Mobilização musical contra conflito remonta a anos 60

JON PARELES
DO "NEW YORK TIMES"

Sheryl Crow não disse uma palavra sobre sua opinião quanto à guerra contra o Iraque quando teve seu momento no horário nobre durante a entrega dos prêmios Grammy, tocando com Kid Rock, duas semanas atrás. Seus adereços falavam por ela, do grande sinal da paz que trazia ao pescoço à correia de guitarra onde se lia "nada de guerra". Foi um raro vislumbre, na mídia de massa, de algo que as pessoas que viveram nos anos 60 há muito vinham esperando: que a música tomasse posição contra a guerra.
Não temos guerra ainda, apenas ameaças e preparativos. Mas os cantores de protesto, como generais, revisitam as batalhas do passado, à procura de paralelos. Muitos deles estão pensando no Vietnã; em 1º de março, em Nova York, Pete Seeger e membros do Sonic Youth tocaram juntos em um show que usava como repertório o "The Vietnam Songbook", publicado em 1969. Eles e outros compositores que denunciam a guerra com o Iraque estão tentando acelerar a reação artística e política que demorou anos, não meses, a ganhar ímpeto nos anos 60. E eles querem abortar uma guerra, não se sublevar contra ela.
Será que uma canção de protesto já fez com que alguém mudasse de idéia? É impossível dizer. "Give Peace a Chance", de John Lennon, fez com que algumas pessoas pensassem duas vezes. Mas as canções de protesto genuínas, aquelas que tomam partido, em geral atingem pessoas que já concordam com as idéias que elas propõem. Sua função é mais oferecer slogans para servir como lemas de união entre os convertidos e convencê-los de que não estão sozinhos.

Itens —
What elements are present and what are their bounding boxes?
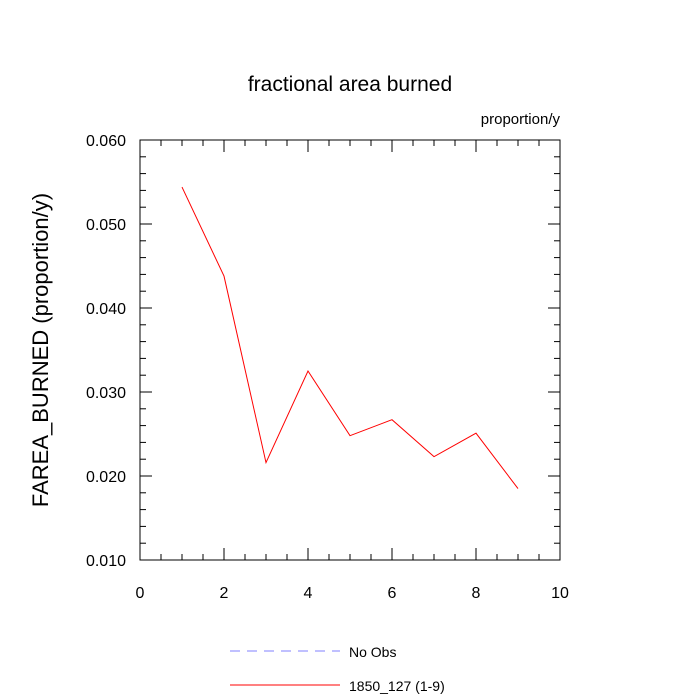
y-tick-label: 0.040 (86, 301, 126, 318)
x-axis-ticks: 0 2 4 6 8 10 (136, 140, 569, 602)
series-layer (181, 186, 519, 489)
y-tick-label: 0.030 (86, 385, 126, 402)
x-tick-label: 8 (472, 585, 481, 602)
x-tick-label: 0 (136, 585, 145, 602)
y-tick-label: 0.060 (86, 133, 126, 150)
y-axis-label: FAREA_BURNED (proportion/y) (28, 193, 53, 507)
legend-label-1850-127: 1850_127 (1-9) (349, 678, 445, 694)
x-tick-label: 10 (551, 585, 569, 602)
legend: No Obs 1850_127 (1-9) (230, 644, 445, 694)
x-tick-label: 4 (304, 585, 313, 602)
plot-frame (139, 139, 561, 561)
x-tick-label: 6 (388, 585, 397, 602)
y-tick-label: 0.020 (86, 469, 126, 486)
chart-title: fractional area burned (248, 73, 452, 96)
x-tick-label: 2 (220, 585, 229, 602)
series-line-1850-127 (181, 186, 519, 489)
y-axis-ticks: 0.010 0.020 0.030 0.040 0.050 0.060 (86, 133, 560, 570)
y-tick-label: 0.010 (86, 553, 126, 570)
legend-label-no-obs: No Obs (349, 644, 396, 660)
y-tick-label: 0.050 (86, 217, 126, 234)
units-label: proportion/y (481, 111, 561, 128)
==
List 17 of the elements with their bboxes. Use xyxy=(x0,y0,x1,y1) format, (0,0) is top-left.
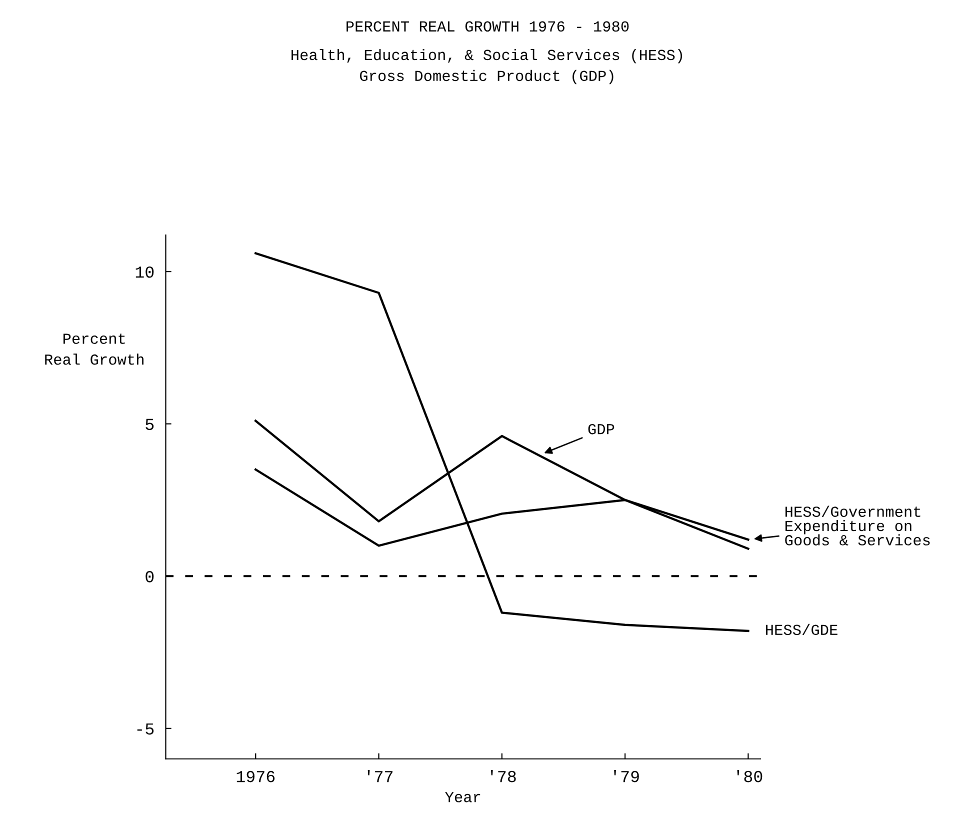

Tarefas a realizar —
• A. De acordo com o texto sobre a música de protesto contra a guerra, por que as canções de protesto genuínas raramente mudam a opinião de alguém? Qual função o texto atribui a elas? Responda em até três frases.
• B. Prossiga com o texto sobre a música de protesto contra a guerra a partir do ponto em que ele termina.
Os registros não têm relação com o texto.

Respostas do exercício —
• A. As canções de protesto genuínas tomam partido e, por isso, em geral atingem pessoas que já concordam com as ideias que propõem. Sua função é mais oferecer slogans que sirvam como lemas de união entre os convertidos e convencê-los de que não estão sozinhos.

• B.
As novas canções de oposição à guerra estão virtualmente ausentes das rádios comerciais, onde boa parte dos programadores nem sequer sonharia em dividir ou alienar seus ouvintes. Em lugar disso, as canções surgem de várias fontes marginais no circuito do rock indie das universidades, na ala ativista do hip hop e entre os herdeiros dos cantores de protesto folk dos anos 60. Mas alguns astros que vendem milhões de discos começam a se unir ao grupo.
John Mellencamp gravou uma canção contra a guerra, "From Washington", para seu próximo álbum. "Não creio que haja muita chance de ouvir essa canção no rádio", disse ele.
Outros músicos estão regravando canções do passado. George Michael lançou uma versão da sombria história de guerra "The Grave", de Don McLean, para um vídeo exibido pela MTV Europa.
Menos de duas semanas atrás, uma coalizão de músicos tão dispares quanto Jay-Z, Dave Matthews, Fugazi, Lou Reed e Missy Elliott se formou sob o nome Musicians United to Win Without War (www.moveon.org), mas ainda não lançaram novas canções sobre o tema.
Poucos músicos de rock esperam que as canções contra a guerra recebam grande exposição nas rádios, que estão largamente consolidadas em duas redes nacionais, a Clear Channel e a Infinity. Mas é improvável que isso impeça os compositores de gravá-las. "Se as pessoas estão preocupadas com perder audiência, não vão conseguir mantê-la por muito tempo, de qualquer jeito", diz Mellencamp. "Elas não ficam no estúdio imaginando se ofenderão alguém. E se o fazem, deveriam ser programadores de rádio."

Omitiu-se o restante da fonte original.